- [WHAT YOU ARE ASKED TO DO]: The entries below should be transcribed in their entirety, exactly as written.

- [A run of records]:
.....
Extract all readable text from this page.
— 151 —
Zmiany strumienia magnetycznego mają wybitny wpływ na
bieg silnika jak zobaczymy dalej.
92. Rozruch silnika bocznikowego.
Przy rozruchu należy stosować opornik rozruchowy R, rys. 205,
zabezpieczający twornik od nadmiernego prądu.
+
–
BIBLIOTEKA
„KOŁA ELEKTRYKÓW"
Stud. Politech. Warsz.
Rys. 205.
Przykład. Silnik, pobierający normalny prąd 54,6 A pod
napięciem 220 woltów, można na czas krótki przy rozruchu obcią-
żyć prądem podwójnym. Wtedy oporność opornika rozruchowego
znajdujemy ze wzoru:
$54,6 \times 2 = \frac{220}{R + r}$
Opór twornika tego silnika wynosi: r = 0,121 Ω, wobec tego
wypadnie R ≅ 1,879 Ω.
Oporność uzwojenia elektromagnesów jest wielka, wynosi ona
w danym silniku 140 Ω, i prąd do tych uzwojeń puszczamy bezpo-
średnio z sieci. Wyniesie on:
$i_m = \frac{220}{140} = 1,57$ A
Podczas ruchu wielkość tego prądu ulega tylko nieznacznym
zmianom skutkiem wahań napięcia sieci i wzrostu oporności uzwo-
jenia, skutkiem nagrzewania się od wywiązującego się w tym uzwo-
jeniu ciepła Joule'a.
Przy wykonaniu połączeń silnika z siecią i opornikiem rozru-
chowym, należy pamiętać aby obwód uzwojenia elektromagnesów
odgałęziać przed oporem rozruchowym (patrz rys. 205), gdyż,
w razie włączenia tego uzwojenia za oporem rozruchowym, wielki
.....
- [SOLUTION FOR THIS PROBLEM]:
Extract all readable text from this page.
— 151 —
Zmiany strumienia magnetycznego mają wybitny wpływ na
bieg silnika jak zobaczymy dalej.
92. Rozruch silnika bocznikowego.
Przy rozruchu należy stosować opornik rozruchowy R, rys. 205,
zabezpieczający twornik od nadmiernego prądu.
+
–
BIBLIOTEKA
„KOŁA ELEKTRYKÓW"
Stud. Politech. Warsz.
Rys. 205.
Przykład. Silnik, pobierający normalny prąd 54,6 A pod
napięciem 220 woltów, można na czas krótki przy rozruchu obcią-
żyć prądem podwójnym. Wtedy oporność opornika rozruchowego
znajdujemy ze wzoru:
$54,6 \times 2 = \frac{220}{R + r}$
Opór twornika tego silnika wynosi: r = 0,121 Ω, wobec tego
wypadnie R ≅ 1,879 Ω.
Oporność uzwojenia elektromagnesów jest wielka, wynosi ona
w danym silniku 140 Ω, i prąd do tych uzwojeń puszczamy bezpo-
średnio z sieci. Wyniesie on:
$i_m = \frac{220}{140} = 1,57$ A
Podczas ruchu wielkość tego prądu ulega tylko nieznacznym
zmianom skutkiem wahań napięcia sieci i wzrostu oporności uzwo-
jenia, skutkiem nagrzewania się od wywiązującego się w tym uzwo-
jeniu ciepła Joule'a.
Przy wykonaniu połączeń silnika z siecią i opornikiem rozru-
chowym, należy pamiętać aby obwód uzwojenia elektromagnesów
odgałęziać przed oporem rozruchowym (patrz rys. 205), gdyż,
w razie włączenia tego uzwojenia za oporem rozruchowym, wielki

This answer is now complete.